## WHAT TO DO
Check every line below for the word "Induced" and copy the ones that have it.

═══ INFORMATION GIVEN

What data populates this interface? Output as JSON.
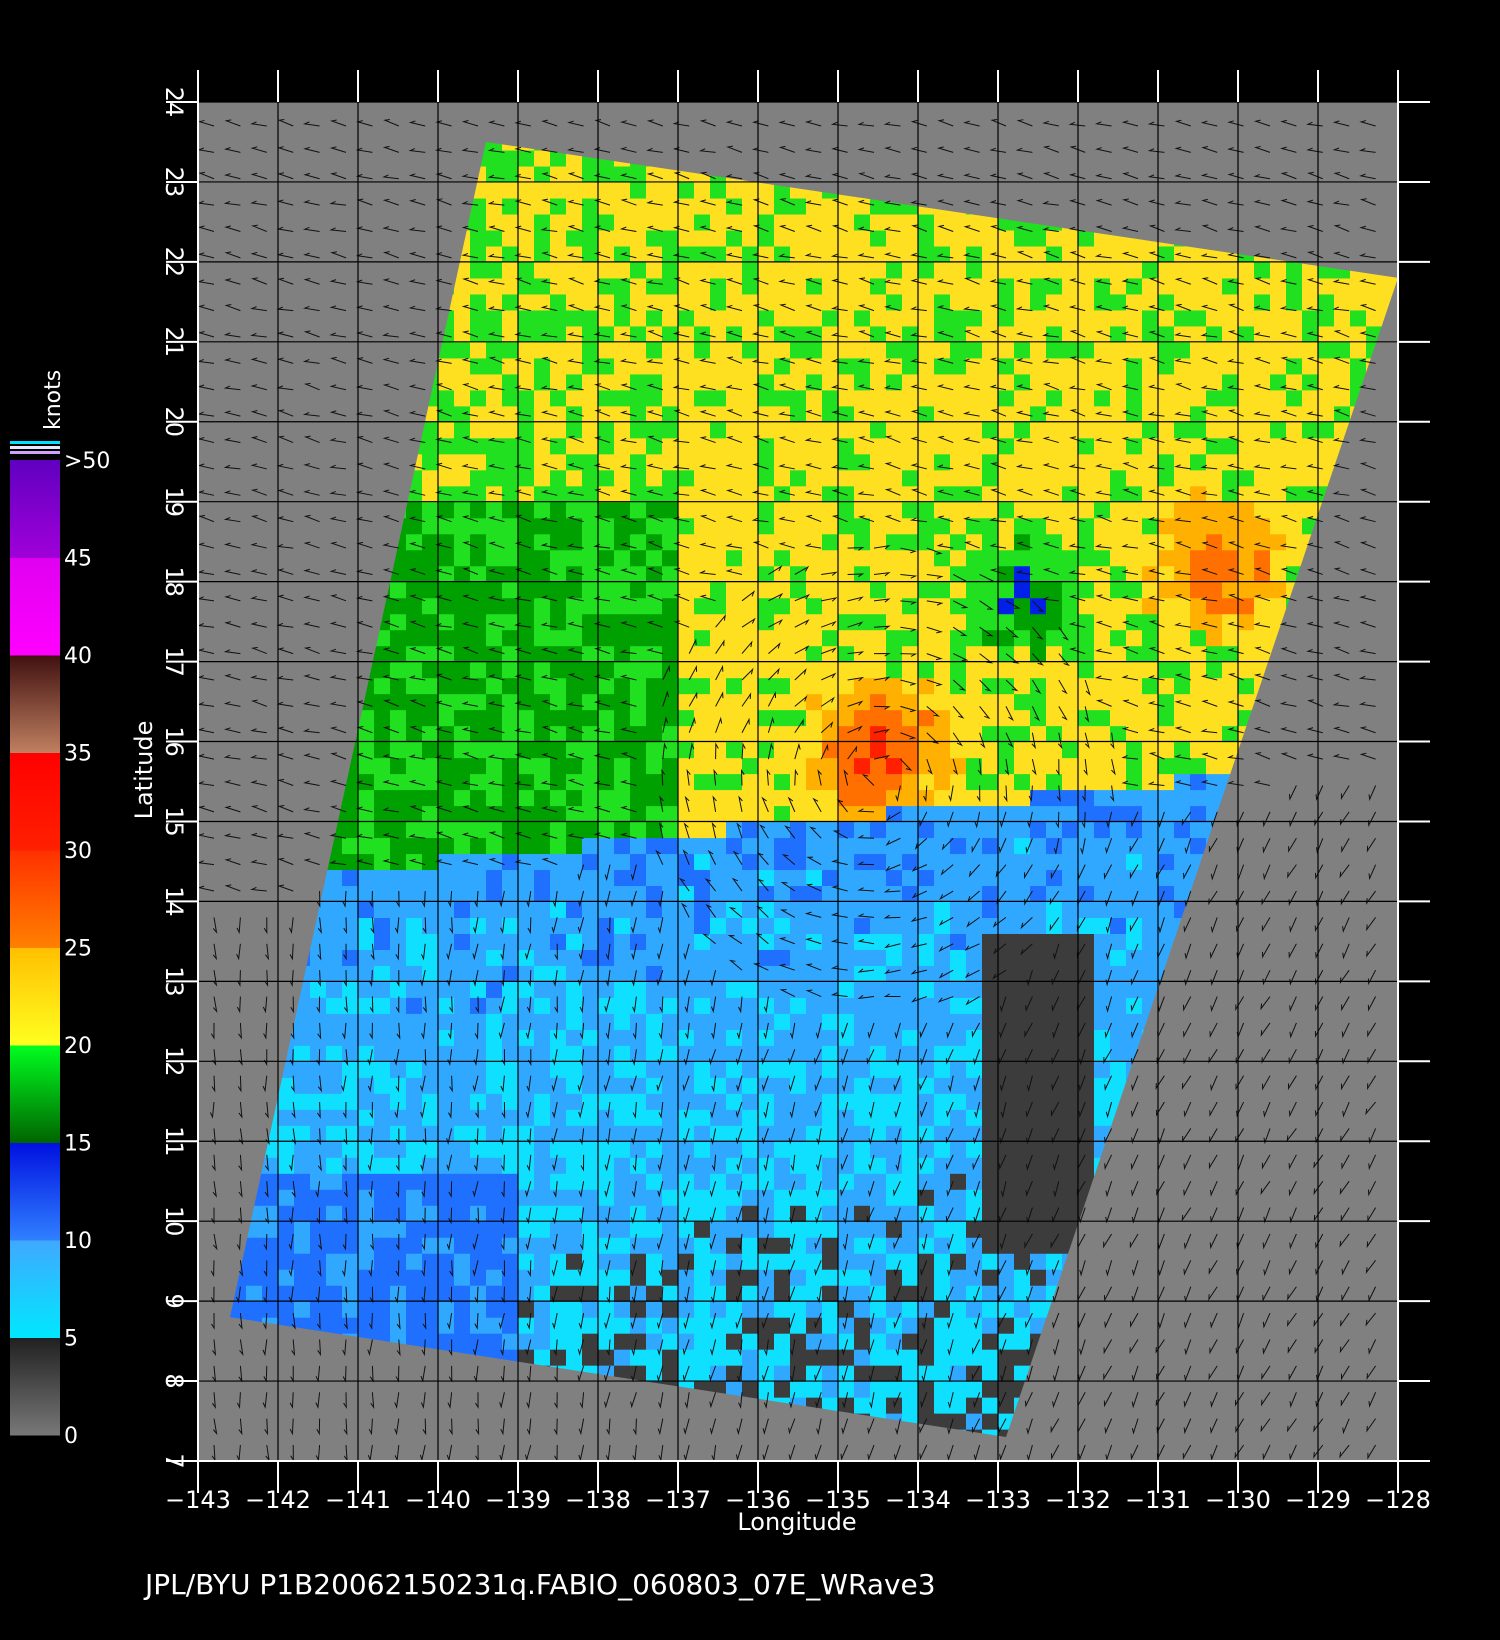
{
  "map": {
    "xlabel": "Longitude",
    "ylabel": "Latitude",
    "lon_range": [
      -143,
      -128
    ],
    "lat_range": [
      7,
      24
    ],
    "lon_ticks": [
      "−143",
      "−142",
      "−141",
      "−140",
      "−139",
      "−138",
      "−137",
      "−136",
      "−135",
      "−134",
      "−133",
      "−132",
      "−131",
      "−130",
      "−129",
      "−128"
    ],
    "lat_ticks": [
      "7",
      "8",
      "9",
      "10",
      "11",
      "12",
      "13",
      "14",
      "15",
      "16",
      "17",
      "18",
      "19",
      "20",
      "21",
      "22",
      "23",
      "24"
    ],
    "background": "#808080",
    "swath_corners_lonlat": [
      [
        -139.4,
        23.5
      ],
      [
        -128.0,
        21.8
      ],
      [
        -132.9,
        7.3
      ],
      [
        -142.6,
        8.8
      ]
    ],
    "storm_center_lonlat": [
      -134.5,
      15.5
    ]
  },
  "colorbar": {
    "units_label": "knots",
    "labels": [
      ">50",
      "45",
      "40",
      "35",
      "30",
      "25",
      "20",
      "15",
      "10",
      "5",
      "0"
    ],
    "bands": [
      {
        "from": 0,
        "to": 5,
        "colors": [
          "#787878",
          "#202020"
        ]
      },
      {
        "from": 5,
        "to": 10,
        "colors": [
          "#00e8ff",
          "#40a8ff"
        ]
      },
      {
        "from": 10,
        "to": 15,
        "colors": [
          "#3080ff",
          "#0010e0"
        ]
      },
      {
        "from": 15,
        "to": 20,
        "colors": [
          "#006400",
          "#00ff20"
        ]
      },
      {
        "from": 20,
        "to": 25,
        "colors": [
          "#ffff20",
          "#ffbf00"
        ]
      },
      {
        "from": 25,
        "to": 30,
        "colors": [
          "#ff8000",
          "#ff3000"
        ]
      },
      {
        "from": 30,
        "to": 35,
        "colors": [
          "#ff2000",
          "#ff0000"
        ]
      },
      {
        "from": 35,
        "to": 40,
        "colors": [
          "#c08060",
          "#401010"
        ]
      },
      {
        "from": 40,
        "to": 45,
        "colors": [
          "#ff00ff",
          "#e000f0"
        ]
      },
      {
        "from": 45,
        "to": 50,
        "colors": [
          "#a000d8",
          "#6000c0"
        ]
      }
    ]
  },
  "footer": {
    "text": "JPL/BYU  P1B20062150231q.FABIO_060803_07E_WRave3"
  }
}
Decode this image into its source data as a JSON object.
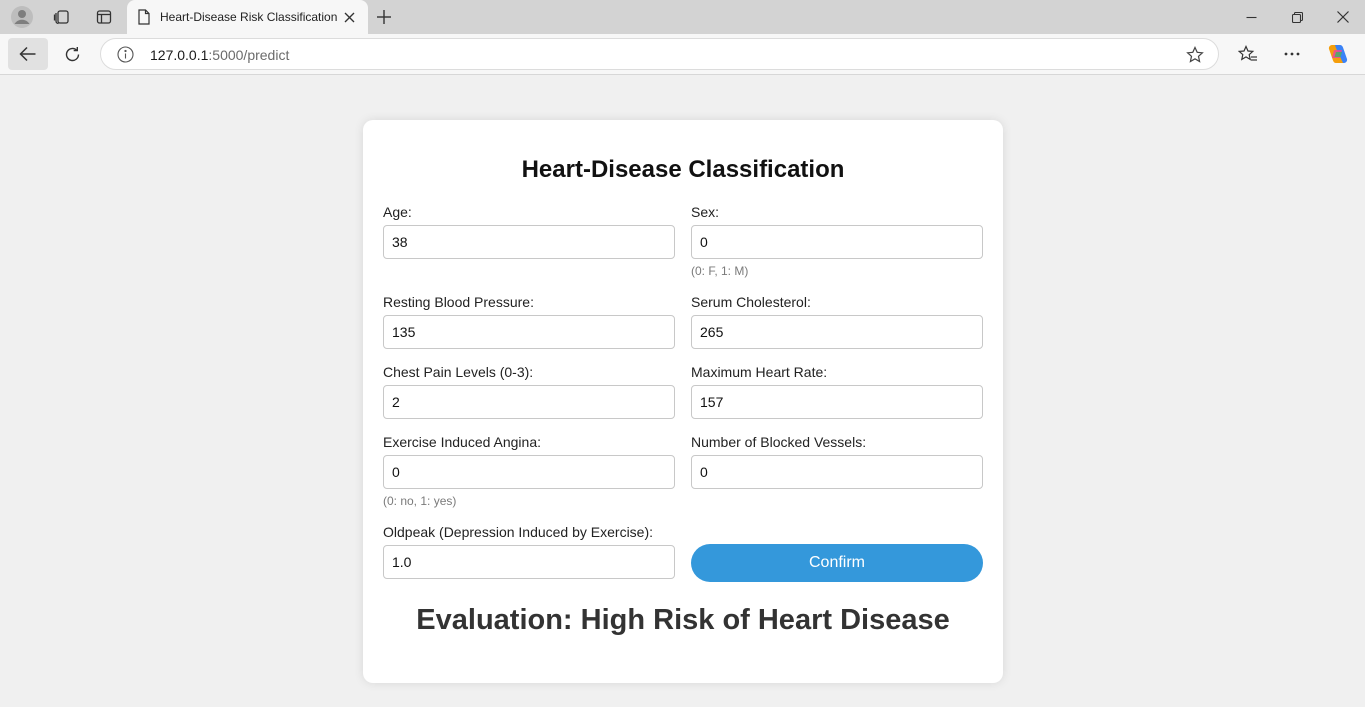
{
  "browser": {
    "tab_title": "Heart-Disease Risk Classification",
    "url_host": "127.0.0.1",
    "url_path": ":5000/predict"
  },
  "form": {
    "title": "Heart-Disease Classification",
    "fields": {
      "age": {
        "label": "Age:",
        "value": "38"
      },
      "sex": {
        "label": "Sex:",
        "value": "0",
        "hint": "(0: F, 1: M)"
      },
      "bp": {
        "label": "Resting Blood Pressure:",
        "value": "135"
      },
      "chol": {
        "label": "Serum Cholesterol:",
        "value": "265"
      },
      "cp": {
        "label": "Chest Pain Levels (0-3):",
        "value": "2"
      },
      "hr": {
        "label": "Maximum Heart Rate:",
        "value": "157"
      },
      "angina": {
        "label": "Exercise Induced Angina:",
        "value": "0",
        "hint": "(0: no, 1: yes)"
      },
      "vessels": {
        "label": "Number of Blocked Vessels:",
        "value": "0"
      },
      "oldpeak": {
        "label": "Oldpeak (Depression Induced by Exercise):",
        "value": "1.0"
      }
    },
    "confirm_label": "Confirm",
    "result": "Evaluation: High Risk of Heart Disease"
  },
  "colors": {
    "accent": "#3498db",
    "page_bg": "#f0f0f0",
    "card_bg": "#ffffff"
  },
  "icons": [
    "profile-icon",
    "collections-icon",
    "tab-actions-icon",
    "document-icon",
    "close-icon",
    "plus-icon",
    "minimize-icon",
    "restore-icon",
    "window-close-icon",
    "back-arrow-icon",
    "reload-icon",
    "info-icon",
    "favorite-star-icon",
    "favorites-icon",
    "more-icon",
    "copilot-icon"
  ]
}
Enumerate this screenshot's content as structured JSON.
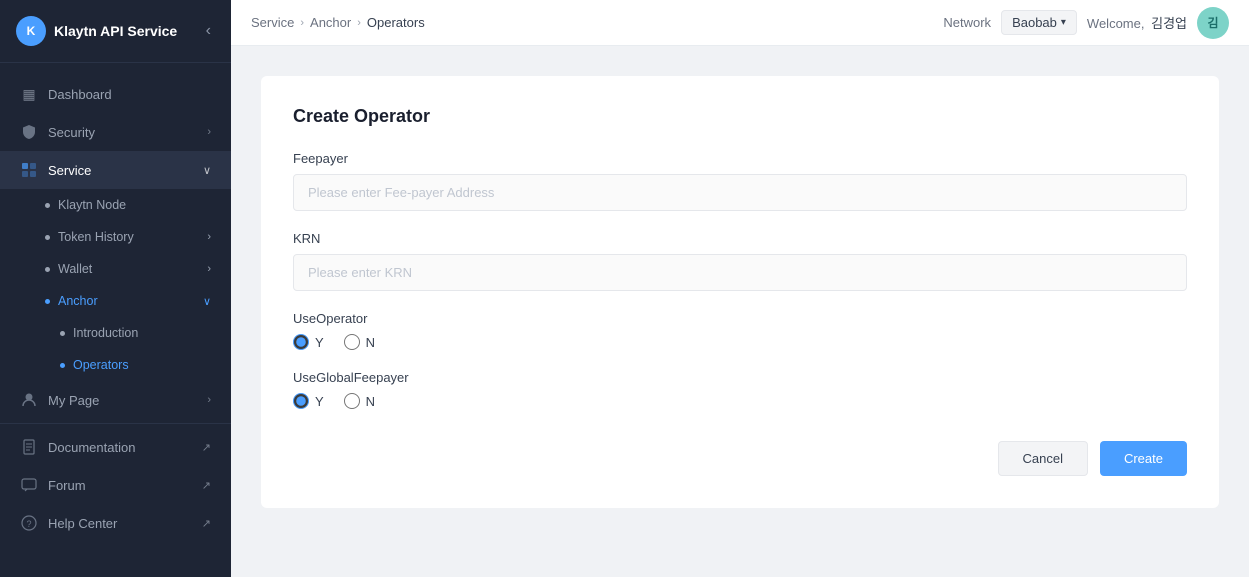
{
  "logo": {
    "icon_text": "K",
    "text": "Klaytn API Service"
  },
  "sidebar": {
    "collapse_icon": "‹",
    "items": [
      {
        "id": "dashboard",
        "label": "Dashboard",
        "icon": "▦",
        "has_chevron": false,
        "active": false
      },
      {
        "id": "security",
        "label": "Security",
        "icon": "🔒",
        "has_chevron": true,
        "active": false
      },
      {
        "id": "service",
        "label": "Service",
        "icon": "⊞",
        "has_chevron": true,
        "active": true,
        "expanded": true
      },
      {
        "id": "klaytn-node",
        "label": "Klaytn Node",
        "is_sub": true,
        "active": false
      },
      {
        "id": "token-history",
        "label": "Token History",
        "is_sub": true,
        "has_chevron": true,
        "active": false
      },
      {
        "id": "wallet",
        "label": "Wallet",
        "is_sub": true,
        "has_chevron": true,
        "active": false
      },
      {
        "id": "anchor",
        "label": "Anchor",
        "is_sub": true,
        "has_chevron": true,
        "active": true,
        "expanded": true
      },
      {
        "id": "introduction",
        "label": "Introduction",
        "is_subsub": true,
        "active": false
      },
      {
        "id": "operators",
        "label": "Operators",
        "is_subsub": true,
        "active": true
      },
      {
        "id": "my-page",
        "label": "My Page",
        "icon": "👤",
        "has_chevron": true,
        "active": false
      },
      {
        "id": "documentation",
        "label": "Documentation",
        "icon": "📄",
        "has_ext": true,
        "active": false
      },
      {
        "id": "forum",
        "label": "Forum",
        "icon": "💬",
        "has_ext": true,
        "active": false
      },
      {
        "id": "help-center",
        "label": "Help Center",
        "icon": "❓",
        "has_ext": true,
        "active": false
      }
    ]
  },
  "header": {
    "breadcrumb": [
      {
        "label": "Service",
        "active": false
      },
      {
        "label": "Anchor",
        "active": false
      },
      {
        "label": "Operators",
        "active": true
      }
    ],
    "network_label": "Network",
    "network_value": "Baobab",
    "welcome_text": "Welcome,",
    "username": "김경업",
    "avatar_text": "김"
  },
  "form": {
    "title": "Create Operator",
    "feepayer_label": "Feepayer",
    "feepayer_placeholder": "Please enter Fee-payer Address",
    "krn_label": "KRN",
    "krn_placeholder": "Please enter KRN",
    "use_operator_label": "UseOperator",
    "use_global_feepayer_label": "UseGlobalFeepayer",
    "radio_y": "Y",
    "radio_n": "N",
    "cancel_label": "Cancel",
    "create_label": "Create"
  }
}
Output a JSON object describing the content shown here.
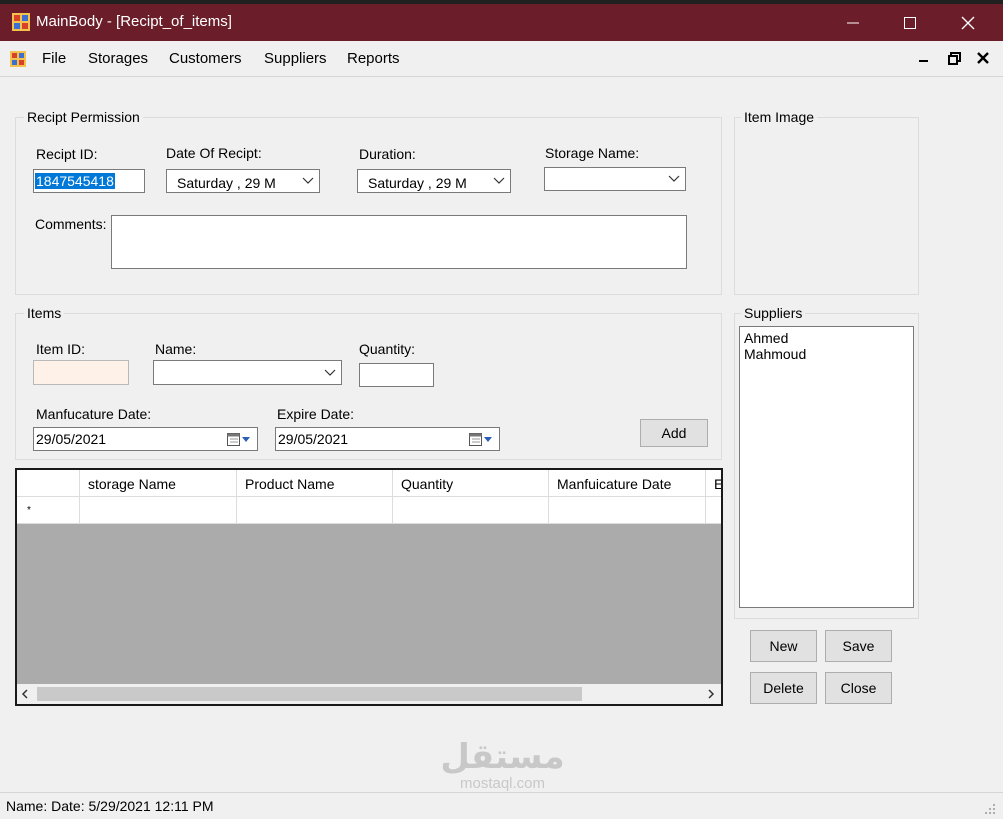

══════

## FINAL RESULT
        "label": "Exercise Induced Angina:",
        "label": "Oldpeak (Depression Induced by Exercise):",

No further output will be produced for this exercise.